Stored items from a collection
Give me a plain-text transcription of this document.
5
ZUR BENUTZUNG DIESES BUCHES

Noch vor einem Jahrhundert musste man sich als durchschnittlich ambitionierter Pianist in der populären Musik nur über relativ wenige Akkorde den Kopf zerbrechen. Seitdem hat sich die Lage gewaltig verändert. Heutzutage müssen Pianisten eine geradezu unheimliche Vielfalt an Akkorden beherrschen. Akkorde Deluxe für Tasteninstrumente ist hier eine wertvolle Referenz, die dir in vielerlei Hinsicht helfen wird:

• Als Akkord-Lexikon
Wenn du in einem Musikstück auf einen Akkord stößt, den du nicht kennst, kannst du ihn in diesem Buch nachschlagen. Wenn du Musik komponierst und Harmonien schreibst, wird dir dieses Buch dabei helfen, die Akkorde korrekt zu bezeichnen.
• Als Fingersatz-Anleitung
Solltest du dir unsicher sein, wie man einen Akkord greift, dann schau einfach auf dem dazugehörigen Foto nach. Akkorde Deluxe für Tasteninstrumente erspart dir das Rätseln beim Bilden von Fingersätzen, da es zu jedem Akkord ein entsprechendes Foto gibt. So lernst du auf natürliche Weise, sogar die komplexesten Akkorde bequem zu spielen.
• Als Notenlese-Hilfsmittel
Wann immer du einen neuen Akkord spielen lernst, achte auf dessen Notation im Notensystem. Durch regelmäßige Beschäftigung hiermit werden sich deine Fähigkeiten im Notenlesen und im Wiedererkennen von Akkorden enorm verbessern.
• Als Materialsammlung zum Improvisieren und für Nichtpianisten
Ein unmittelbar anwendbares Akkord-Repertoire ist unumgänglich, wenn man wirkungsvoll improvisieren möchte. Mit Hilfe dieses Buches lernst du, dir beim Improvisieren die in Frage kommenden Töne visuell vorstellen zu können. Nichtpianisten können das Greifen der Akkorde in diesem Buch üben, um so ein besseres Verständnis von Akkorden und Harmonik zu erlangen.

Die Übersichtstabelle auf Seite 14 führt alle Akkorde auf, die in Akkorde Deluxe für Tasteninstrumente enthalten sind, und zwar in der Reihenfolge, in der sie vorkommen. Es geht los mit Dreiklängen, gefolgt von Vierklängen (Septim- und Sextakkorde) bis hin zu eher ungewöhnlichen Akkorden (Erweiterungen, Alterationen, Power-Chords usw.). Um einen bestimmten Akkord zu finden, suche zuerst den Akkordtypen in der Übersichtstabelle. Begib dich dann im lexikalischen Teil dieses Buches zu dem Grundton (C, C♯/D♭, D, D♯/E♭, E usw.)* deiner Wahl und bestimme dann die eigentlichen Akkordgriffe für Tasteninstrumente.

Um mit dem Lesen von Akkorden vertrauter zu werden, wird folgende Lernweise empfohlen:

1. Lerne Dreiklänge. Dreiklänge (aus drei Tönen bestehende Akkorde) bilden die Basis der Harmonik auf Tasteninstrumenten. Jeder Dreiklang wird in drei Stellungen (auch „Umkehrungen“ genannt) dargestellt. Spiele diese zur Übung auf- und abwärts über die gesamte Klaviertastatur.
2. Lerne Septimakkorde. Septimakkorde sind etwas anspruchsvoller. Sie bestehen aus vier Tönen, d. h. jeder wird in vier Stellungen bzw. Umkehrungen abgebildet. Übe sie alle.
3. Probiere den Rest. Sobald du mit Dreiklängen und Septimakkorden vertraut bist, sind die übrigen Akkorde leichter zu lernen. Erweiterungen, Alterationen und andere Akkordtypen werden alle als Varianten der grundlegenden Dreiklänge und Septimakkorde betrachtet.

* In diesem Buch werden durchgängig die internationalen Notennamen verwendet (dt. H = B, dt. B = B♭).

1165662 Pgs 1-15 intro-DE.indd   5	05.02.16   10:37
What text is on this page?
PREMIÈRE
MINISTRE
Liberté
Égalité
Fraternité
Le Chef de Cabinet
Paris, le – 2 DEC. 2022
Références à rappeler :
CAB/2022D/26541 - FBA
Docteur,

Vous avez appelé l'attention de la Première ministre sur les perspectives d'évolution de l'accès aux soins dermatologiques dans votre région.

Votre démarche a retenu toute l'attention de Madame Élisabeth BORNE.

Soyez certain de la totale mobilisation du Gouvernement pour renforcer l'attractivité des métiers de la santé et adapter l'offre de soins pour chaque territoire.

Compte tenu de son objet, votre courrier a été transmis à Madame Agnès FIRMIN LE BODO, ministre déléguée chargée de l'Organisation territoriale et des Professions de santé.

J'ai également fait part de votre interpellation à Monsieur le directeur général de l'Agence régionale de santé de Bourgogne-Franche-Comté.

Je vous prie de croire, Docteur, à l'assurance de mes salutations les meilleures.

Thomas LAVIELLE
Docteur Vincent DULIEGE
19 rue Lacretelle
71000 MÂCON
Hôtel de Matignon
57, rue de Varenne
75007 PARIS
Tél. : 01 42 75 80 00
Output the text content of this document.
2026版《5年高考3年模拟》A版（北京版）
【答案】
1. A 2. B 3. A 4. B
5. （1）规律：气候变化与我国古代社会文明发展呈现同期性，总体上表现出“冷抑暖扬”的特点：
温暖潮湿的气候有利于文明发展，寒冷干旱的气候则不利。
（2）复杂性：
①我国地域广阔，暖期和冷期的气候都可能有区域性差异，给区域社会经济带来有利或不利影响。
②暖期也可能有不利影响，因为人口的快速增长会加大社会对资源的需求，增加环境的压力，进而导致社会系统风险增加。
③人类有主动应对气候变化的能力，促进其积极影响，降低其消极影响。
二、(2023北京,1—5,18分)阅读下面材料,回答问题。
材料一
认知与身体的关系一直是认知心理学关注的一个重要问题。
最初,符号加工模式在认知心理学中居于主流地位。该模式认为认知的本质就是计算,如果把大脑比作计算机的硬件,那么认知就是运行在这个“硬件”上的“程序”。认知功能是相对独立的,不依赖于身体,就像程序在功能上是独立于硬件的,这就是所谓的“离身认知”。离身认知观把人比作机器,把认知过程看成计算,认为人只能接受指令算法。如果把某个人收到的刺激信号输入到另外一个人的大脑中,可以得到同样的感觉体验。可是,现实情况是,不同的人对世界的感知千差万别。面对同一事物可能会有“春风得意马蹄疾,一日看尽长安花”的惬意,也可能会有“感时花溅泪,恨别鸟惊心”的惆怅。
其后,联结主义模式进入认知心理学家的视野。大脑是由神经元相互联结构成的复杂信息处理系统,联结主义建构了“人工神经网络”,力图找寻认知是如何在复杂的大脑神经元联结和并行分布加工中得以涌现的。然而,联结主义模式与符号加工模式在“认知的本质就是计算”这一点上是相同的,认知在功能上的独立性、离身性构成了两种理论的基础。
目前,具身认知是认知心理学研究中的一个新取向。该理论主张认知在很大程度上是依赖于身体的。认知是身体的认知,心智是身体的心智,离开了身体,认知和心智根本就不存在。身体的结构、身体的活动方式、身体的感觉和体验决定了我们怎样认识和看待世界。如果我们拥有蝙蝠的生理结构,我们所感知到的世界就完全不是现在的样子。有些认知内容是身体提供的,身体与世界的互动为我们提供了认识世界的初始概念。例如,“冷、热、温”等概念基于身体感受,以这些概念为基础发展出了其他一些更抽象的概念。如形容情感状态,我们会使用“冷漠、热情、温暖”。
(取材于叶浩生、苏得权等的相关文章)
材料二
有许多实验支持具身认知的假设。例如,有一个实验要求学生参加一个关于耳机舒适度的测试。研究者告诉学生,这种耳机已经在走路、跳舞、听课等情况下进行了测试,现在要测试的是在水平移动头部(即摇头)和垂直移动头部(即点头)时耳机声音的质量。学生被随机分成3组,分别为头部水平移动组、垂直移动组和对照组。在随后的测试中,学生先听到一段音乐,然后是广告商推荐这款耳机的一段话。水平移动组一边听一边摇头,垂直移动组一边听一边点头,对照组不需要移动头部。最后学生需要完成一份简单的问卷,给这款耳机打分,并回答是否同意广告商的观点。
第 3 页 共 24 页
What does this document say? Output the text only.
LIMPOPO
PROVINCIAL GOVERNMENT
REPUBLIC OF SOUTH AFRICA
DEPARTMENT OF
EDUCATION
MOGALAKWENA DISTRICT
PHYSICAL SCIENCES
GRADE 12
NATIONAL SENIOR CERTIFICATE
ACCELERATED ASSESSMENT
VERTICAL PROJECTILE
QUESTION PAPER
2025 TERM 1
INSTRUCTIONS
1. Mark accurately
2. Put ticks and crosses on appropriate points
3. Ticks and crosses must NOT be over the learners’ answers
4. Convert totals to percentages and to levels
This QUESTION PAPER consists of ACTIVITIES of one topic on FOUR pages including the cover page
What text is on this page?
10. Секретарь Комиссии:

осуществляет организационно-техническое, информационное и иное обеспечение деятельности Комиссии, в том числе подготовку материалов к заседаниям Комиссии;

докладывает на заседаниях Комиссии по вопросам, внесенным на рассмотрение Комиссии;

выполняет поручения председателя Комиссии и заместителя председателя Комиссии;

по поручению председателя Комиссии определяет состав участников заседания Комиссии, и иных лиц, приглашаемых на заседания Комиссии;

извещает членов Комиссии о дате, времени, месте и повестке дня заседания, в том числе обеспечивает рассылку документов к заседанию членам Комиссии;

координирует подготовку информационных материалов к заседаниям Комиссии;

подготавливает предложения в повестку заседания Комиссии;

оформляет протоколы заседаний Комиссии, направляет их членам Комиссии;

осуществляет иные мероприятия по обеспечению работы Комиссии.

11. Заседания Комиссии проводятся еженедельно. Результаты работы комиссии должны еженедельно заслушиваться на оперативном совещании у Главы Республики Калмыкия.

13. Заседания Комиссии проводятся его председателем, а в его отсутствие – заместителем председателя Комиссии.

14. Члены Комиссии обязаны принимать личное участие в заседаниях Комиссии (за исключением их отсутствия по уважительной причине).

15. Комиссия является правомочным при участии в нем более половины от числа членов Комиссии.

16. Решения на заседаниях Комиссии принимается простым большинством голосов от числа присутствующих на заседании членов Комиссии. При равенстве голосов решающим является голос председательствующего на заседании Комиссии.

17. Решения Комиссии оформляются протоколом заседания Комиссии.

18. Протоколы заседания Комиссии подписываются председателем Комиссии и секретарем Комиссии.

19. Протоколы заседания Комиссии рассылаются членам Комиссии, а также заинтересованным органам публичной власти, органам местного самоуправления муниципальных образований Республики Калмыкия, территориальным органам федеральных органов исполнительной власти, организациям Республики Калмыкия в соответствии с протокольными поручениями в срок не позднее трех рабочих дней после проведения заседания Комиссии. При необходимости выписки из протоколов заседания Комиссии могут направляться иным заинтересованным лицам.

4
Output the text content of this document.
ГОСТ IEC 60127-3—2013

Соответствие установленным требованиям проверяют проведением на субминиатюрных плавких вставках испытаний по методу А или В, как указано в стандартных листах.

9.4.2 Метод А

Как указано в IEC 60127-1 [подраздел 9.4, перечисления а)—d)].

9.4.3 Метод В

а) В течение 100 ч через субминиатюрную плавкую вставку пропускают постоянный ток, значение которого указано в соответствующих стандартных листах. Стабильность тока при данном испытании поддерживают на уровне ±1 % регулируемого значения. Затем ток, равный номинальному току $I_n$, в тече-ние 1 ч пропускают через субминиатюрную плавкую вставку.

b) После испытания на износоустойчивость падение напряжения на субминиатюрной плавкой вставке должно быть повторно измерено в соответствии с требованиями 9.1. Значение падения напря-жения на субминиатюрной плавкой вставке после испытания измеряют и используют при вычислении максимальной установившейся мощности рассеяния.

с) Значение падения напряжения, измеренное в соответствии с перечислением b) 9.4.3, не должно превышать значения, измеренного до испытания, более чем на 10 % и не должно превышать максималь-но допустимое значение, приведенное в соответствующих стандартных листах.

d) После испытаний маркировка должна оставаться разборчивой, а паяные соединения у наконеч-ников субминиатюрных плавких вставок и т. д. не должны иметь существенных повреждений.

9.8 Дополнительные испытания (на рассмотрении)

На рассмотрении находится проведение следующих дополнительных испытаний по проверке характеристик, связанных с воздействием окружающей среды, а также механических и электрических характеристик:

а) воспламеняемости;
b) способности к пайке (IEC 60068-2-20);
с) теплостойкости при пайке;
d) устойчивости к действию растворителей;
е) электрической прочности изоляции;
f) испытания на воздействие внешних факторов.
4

▶ Problem requirements
Search the entries for the word "испытаний", then list each line that holds it.

▶ Response for this exercise
Соответствие установленным требованиям проверяют проведением на субминиатюрных плавких вставках испытаний по методу А или В, как указано в стандартных листах.
d) После испытаний маркировка должна оставаться разборчивой, а паяные соединения у наконеч-ников субминиатюрных плавких вставок и т. д. не должны иметь существенных повреждений.
На рассмотрении находится проведение следующих дополнительных испытаний по проверке характеристик, связанных с воздействием окружающей среды, а также механических и электрических характеристик:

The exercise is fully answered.